Data listing:
——————

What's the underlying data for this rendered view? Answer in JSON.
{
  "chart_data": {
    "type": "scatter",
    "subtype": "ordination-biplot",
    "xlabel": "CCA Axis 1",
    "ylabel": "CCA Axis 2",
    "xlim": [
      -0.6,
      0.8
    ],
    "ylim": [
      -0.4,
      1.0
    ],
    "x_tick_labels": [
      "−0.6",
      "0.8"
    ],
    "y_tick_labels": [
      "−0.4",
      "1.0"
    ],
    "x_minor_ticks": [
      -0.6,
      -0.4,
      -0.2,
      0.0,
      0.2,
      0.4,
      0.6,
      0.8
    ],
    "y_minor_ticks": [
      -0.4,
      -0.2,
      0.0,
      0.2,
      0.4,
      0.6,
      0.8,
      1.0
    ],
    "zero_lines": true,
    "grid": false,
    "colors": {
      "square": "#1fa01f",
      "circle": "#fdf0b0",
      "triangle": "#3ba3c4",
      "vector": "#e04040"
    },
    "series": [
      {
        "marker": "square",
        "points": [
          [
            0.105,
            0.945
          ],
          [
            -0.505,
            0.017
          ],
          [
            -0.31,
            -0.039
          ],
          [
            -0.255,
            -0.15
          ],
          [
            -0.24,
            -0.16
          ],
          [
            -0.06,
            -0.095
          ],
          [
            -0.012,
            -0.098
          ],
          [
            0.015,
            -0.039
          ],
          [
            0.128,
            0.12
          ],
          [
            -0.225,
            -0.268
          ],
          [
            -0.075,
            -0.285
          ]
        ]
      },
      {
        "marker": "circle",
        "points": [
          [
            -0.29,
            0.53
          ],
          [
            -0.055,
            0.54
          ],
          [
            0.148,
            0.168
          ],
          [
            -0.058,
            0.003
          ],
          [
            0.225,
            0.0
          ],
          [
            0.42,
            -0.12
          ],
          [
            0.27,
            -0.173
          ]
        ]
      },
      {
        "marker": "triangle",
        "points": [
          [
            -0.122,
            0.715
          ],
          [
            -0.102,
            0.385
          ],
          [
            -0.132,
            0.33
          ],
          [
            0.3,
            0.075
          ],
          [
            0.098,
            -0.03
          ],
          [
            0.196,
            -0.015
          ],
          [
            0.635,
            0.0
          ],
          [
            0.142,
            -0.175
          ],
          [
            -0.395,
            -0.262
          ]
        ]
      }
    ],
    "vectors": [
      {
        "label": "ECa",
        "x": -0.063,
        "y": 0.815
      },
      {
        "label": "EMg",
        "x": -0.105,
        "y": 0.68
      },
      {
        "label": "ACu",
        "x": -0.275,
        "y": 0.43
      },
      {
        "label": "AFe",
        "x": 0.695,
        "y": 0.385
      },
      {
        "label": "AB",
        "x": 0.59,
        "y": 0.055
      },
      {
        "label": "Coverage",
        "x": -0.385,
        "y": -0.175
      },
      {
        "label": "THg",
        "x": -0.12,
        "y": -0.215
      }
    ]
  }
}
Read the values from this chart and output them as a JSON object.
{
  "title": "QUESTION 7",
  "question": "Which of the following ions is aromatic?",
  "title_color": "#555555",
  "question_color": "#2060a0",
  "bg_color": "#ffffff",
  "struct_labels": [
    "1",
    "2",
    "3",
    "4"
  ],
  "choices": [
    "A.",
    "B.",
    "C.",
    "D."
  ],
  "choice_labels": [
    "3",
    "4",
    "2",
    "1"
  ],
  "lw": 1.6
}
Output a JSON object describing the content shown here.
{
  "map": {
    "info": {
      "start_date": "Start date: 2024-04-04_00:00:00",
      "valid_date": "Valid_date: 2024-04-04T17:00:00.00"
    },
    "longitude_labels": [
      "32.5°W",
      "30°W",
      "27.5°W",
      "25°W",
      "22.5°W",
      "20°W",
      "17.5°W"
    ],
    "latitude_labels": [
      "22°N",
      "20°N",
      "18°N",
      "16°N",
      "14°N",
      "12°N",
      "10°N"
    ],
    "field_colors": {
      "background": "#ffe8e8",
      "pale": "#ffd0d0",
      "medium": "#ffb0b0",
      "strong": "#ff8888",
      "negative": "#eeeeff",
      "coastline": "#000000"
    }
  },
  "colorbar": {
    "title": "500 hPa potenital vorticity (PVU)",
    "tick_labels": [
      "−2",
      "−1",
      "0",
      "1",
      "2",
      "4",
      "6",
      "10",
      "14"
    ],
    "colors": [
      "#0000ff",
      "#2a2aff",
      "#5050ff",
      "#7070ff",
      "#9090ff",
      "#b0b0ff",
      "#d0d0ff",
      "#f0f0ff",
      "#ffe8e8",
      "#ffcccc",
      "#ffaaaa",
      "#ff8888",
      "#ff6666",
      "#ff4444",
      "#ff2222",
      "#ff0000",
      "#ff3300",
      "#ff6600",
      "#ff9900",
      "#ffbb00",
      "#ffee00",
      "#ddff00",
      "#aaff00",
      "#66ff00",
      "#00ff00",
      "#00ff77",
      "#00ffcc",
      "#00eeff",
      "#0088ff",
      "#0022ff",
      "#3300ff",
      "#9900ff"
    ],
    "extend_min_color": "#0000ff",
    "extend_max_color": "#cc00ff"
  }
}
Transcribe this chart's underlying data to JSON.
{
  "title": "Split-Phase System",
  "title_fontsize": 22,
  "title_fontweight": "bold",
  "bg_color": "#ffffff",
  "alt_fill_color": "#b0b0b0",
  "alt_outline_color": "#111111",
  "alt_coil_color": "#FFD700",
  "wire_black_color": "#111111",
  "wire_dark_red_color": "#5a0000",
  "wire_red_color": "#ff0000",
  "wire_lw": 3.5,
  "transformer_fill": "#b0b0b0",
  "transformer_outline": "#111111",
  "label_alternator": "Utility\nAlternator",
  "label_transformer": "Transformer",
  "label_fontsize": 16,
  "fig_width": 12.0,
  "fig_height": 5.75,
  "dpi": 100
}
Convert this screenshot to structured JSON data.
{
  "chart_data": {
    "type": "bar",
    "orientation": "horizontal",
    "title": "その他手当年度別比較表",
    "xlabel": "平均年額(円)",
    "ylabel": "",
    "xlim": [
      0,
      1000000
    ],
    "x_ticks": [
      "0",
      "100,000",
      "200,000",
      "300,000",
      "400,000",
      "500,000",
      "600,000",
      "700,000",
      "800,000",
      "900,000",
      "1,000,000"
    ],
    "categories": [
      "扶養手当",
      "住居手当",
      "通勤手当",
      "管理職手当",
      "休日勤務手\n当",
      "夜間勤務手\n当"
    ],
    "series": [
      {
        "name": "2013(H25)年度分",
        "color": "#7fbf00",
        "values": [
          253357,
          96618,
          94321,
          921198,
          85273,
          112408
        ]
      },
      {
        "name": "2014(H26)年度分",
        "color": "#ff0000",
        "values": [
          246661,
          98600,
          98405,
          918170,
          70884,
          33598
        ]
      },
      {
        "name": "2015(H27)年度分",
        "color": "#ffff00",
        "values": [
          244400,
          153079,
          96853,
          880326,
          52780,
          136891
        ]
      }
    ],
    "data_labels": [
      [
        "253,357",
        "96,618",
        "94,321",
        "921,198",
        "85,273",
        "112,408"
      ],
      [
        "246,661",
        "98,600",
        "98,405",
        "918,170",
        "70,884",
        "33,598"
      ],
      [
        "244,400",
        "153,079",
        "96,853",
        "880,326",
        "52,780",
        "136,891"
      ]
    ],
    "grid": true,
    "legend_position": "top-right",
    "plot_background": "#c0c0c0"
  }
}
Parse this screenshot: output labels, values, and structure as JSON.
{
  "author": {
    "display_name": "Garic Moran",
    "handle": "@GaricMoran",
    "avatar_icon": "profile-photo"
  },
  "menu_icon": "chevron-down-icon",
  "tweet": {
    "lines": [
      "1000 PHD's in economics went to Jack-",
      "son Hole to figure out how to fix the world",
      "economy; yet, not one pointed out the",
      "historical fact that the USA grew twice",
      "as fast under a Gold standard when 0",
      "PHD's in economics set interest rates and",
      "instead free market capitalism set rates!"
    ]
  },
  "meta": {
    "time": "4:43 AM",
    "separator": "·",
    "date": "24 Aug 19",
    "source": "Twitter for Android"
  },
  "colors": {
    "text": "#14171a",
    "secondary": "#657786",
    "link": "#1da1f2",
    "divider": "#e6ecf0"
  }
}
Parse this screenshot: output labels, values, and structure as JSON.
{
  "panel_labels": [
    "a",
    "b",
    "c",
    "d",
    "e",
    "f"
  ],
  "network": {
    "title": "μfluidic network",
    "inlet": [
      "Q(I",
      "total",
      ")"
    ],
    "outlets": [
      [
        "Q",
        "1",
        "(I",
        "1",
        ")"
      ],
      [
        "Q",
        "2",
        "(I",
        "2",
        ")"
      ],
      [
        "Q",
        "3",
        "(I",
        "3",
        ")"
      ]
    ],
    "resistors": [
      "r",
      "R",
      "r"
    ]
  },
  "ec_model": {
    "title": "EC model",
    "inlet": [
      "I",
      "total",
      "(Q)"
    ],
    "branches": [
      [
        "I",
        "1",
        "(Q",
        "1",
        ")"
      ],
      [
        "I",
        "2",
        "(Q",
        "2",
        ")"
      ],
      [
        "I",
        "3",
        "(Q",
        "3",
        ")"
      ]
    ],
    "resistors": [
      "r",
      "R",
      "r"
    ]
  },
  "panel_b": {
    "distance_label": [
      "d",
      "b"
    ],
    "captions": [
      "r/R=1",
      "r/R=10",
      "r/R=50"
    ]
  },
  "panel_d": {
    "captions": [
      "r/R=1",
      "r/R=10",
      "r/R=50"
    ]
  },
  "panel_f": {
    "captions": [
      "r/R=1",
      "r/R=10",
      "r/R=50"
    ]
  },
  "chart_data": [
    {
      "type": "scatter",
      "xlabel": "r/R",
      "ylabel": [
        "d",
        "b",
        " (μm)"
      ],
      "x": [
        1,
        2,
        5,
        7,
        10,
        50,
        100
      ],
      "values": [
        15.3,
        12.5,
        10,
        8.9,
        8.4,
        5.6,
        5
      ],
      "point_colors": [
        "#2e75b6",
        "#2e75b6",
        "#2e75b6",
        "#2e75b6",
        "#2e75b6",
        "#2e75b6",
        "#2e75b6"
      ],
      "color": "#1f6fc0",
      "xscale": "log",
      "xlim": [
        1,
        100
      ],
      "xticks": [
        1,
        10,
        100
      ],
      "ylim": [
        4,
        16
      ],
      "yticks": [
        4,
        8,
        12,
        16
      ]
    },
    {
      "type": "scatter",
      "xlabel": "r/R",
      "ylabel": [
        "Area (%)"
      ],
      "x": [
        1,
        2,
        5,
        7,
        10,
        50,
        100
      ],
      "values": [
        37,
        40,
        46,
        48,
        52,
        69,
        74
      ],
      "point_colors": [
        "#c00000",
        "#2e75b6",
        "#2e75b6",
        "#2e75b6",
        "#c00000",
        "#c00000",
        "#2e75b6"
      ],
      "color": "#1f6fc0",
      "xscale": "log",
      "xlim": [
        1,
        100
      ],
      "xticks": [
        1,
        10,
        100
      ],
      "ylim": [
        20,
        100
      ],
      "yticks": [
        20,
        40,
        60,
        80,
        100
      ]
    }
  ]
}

——————

▶ **TASK PROMPT**
Above are the records; copy every line in them that holds the word "economics".

▶ **REPLY TO THE TASK**
      "1000 PHD's in economics went to Jack-",
      "PHD's in economics set interest rates and",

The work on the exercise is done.